### Data extract:
((

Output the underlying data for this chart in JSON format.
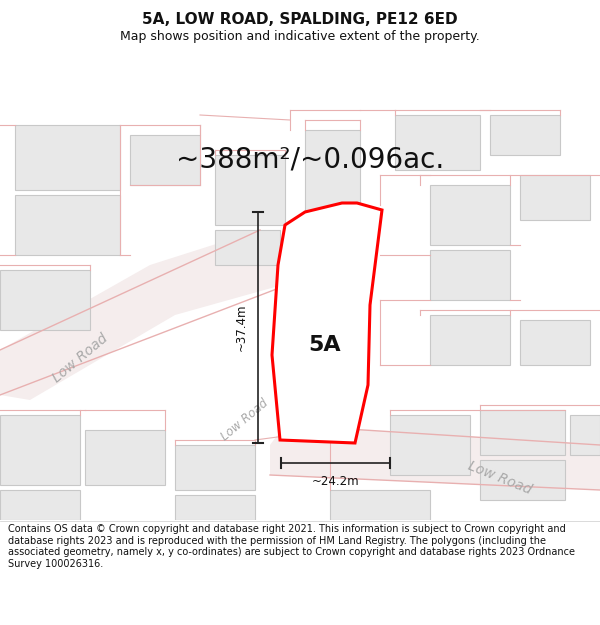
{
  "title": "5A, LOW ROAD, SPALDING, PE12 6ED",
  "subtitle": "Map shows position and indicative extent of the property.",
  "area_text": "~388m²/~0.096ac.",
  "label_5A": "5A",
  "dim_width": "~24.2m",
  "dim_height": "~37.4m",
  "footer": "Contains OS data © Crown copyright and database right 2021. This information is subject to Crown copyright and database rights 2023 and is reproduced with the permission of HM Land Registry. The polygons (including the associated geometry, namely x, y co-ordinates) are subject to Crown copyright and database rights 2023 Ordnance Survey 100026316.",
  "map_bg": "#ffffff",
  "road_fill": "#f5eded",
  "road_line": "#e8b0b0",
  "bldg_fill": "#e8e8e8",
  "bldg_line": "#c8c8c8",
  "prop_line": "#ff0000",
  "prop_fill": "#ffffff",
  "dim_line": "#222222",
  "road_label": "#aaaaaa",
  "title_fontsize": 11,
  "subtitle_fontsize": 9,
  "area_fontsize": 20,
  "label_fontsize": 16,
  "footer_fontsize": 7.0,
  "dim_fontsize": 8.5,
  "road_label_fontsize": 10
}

))
((

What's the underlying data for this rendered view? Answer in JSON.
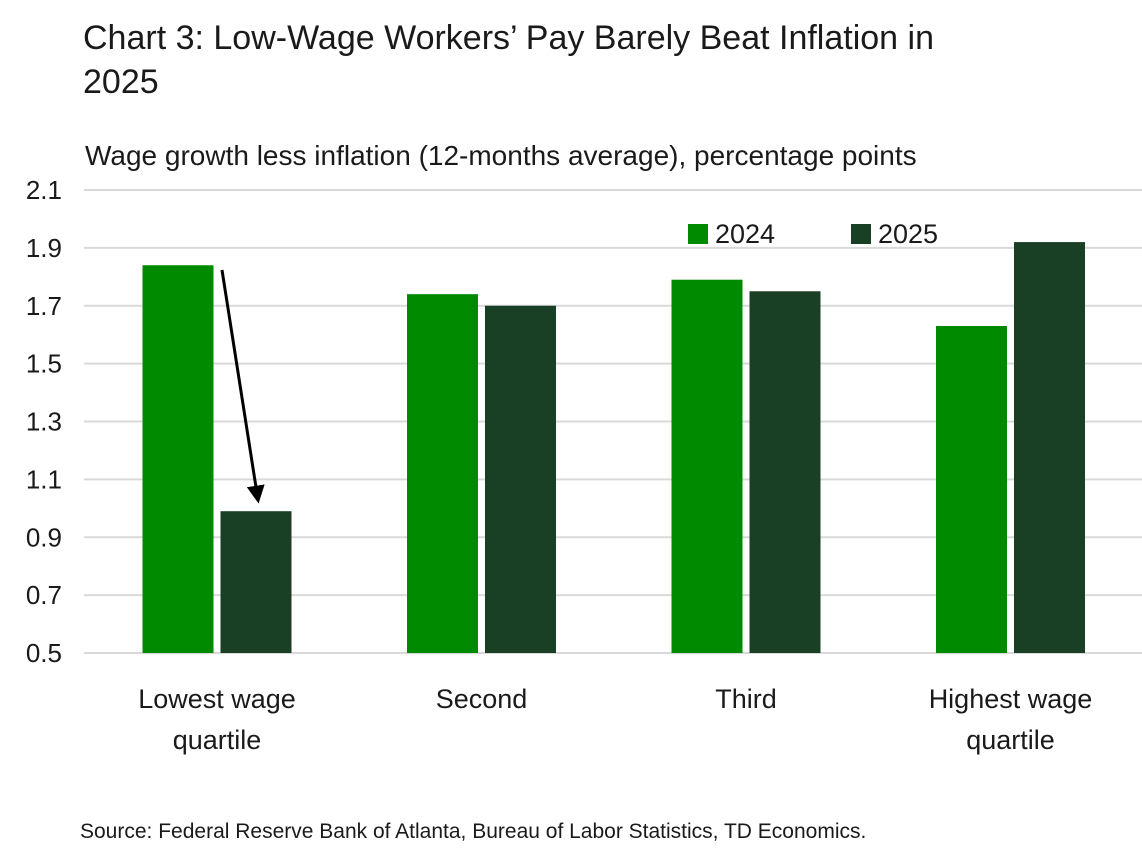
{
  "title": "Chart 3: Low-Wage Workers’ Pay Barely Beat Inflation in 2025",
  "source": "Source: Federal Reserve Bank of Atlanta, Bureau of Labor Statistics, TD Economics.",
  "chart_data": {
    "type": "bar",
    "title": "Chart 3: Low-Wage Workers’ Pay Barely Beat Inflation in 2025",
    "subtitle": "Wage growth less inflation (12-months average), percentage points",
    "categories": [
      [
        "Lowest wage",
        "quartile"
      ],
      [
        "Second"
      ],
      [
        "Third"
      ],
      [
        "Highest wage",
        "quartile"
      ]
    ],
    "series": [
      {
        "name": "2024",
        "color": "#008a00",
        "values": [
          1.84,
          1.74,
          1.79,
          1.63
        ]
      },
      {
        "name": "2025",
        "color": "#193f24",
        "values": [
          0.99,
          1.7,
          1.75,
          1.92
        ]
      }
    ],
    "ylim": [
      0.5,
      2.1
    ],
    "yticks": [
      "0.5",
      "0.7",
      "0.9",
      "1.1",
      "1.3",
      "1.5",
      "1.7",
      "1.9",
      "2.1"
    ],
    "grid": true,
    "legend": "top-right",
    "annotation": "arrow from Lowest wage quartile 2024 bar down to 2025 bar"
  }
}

))

### What the task asks:
Identify each line holding the string "right", and copy it out.

### Task solution:
  "footer": "Contains OS data © Crown copyright and database right 2021. This information is subject to Crown copyright and database rights 2023 and is reproduced with the permission of HM Land Registry. The polygons (including the associated geometry, namely x, y co-ordinates) are subject to Crown copyright and database rights 2023 Ordnance Survey 100026316.",
    "legend": "top-right",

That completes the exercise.